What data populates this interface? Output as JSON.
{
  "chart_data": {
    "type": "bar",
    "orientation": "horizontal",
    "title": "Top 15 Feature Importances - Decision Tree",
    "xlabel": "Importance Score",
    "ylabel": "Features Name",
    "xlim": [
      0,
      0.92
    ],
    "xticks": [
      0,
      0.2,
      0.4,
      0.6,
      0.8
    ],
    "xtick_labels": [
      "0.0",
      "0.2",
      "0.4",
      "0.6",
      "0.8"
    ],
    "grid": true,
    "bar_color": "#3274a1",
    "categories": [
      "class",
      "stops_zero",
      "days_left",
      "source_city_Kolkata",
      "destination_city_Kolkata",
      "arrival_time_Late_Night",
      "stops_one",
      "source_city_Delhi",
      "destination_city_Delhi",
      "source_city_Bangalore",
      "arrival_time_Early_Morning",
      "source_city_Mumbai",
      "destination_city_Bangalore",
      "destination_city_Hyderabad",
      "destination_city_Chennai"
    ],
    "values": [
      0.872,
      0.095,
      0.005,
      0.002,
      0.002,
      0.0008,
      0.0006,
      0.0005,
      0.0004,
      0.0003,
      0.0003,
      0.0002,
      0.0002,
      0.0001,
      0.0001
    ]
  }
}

######

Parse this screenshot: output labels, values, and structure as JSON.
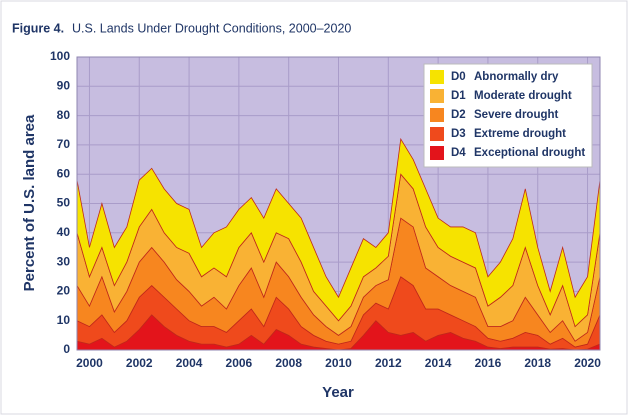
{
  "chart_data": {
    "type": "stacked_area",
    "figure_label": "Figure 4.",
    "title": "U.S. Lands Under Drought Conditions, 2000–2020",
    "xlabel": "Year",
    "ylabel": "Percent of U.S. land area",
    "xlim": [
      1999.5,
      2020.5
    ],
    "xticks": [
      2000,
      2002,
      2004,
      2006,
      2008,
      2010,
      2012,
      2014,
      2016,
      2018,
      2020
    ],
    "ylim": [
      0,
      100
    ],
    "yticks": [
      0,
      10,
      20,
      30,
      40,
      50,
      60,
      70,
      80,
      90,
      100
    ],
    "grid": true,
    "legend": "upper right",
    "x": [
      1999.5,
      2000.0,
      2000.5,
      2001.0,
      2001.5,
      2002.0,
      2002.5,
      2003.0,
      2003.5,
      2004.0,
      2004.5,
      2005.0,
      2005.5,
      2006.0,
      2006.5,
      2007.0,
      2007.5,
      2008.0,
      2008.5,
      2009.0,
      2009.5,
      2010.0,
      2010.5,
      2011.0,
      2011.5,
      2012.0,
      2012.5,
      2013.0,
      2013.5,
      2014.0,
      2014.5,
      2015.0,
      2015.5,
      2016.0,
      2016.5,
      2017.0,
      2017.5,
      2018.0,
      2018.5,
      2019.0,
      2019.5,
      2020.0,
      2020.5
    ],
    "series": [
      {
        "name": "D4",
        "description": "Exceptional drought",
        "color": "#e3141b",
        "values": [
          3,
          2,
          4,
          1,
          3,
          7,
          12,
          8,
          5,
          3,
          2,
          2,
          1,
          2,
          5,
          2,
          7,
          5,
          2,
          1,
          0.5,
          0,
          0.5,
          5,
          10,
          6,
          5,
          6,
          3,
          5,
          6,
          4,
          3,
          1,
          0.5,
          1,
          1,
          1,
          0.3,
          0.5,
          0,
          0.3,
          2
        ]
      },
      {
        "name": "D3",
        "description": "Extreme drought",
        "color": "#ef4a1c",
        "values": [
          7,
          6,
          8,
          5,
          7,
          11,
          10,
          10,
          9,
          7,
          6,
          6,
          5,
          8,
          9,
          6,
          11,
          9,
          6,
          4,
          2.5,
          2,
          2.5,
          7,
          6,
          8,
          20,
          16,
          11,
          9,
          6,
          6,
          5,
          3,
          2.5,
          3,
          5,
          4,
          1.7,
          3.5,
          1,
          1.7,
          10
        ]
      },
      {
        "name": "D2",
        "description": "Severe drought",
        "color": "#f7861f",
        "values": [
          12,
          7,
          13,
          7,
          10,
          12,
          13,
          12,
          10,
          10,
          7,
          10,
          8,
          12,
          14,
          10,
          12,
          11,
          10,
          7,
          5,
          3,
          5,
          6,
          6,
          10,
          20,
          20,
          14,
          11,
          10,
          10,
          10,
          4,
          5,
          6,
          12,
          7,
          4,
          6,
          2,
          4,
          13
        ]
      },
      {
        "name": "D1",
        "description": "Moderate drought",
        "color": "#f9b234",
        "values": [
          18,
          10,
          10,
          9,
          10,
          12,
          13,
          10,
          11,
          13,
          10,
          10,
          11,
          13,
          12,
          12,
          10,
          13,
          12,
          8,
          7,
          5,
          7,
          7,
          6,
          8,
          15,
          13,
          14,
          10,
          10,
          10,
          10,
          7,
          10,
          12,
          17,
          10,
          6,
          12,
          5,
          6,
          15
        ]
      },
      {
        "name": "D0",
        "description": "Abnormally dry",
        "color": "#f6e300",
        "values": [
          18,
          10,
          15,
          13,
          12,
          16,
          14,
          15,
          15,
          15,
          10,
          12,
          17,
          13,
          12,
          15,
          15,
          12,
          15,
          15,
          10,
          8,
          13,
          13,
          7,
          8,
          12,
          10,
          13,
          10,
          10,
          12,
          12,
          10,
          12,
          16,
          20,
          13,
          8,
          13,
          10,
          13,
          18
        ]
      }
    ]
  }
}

######

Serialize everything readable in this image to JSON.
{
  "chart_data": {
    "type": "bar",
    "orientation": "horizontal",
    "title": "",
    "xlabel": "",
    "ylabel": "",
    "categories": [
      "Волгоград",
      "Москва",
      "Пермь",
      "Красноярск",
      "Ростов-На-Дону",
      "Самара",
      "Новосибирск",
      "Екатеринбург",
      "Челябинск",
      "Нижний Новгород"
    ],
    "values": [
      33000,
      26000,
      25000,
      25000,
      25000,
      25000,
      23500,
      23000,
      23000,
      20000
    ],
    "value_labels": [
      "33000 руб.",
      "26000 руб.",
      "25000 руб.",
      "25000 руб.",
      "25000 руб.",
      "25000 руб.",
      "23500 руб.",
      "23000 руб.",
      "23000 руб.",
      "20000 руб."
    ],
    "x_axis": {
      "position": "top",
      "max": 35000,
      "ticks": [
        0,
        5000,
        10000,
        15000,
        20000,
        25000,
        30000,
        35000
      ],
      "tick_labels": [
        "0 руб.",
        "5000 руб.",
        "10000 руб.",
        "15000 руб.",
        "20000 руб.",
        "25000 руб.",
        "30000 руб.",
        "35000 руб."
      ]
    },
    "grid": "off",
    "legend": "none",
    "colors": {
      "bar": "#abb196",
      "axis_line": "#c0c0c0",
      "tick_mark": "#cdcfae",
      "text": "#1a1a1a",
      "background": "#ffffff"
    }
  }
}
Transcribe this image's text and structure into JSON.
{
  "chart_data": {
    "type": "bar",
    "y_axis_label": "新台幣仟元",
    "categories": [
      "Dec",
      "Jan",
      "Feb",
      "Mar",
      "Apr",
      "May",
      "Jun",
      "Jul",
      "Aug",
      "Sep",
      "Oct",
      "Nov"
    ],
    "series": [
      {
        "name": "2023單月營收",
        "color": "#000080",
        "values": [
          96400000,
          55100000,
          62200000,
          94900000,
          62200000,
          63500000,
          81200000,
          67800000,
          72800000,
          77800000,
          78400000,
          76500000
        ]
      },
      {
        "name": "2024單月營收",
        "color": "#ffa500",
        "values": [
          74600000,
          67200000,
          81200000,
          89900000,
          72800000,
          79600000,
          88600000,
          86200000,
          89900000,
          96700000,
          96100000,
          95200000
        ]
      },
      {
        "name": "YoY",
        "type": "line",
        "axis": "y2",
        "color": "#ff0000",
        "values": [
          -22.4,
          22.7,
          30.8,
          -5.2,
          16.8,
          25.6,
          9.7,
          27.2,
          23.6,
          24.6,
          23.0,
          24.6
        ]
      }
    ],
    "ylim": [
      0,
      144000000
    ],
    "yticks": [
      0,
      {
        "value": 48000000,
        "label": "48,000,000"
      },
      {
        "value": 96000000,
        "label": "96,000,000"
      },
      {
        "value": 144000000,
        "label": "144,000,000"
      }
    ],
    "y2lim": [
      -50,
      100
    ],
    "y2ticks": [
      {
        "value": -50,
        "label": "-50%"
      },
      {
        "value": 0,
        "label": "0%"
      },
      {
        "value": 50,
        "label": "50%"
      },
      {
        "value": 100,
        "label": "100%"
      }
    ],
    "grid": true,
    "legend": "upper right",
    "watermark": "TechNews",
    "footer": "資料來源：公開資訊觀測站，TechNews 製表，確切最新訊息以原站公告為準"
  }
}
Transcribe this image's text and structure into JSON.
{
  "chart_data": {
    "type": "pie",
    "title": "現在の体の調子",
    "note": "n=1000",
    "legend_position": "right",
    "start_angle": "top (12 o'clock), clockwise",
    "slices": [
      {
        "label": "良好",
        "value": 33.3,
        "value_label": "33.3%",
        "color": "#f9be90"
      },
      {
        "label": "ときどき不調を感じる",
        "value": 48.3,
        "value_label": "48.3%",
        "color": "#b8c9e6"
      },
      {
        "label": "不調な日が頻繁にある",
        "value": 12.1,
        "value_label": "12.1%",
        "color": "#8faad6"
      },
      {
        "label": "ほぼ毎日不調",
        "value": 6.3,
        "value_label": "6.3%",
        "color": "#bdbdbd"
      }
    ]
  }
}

######

(Written exercise): Extract each line from the entries above that contains the string "xlabel".

(Response below):
    "xlabel": "Importance Score",
    "xlabel": "Year",
    "xlabel": "",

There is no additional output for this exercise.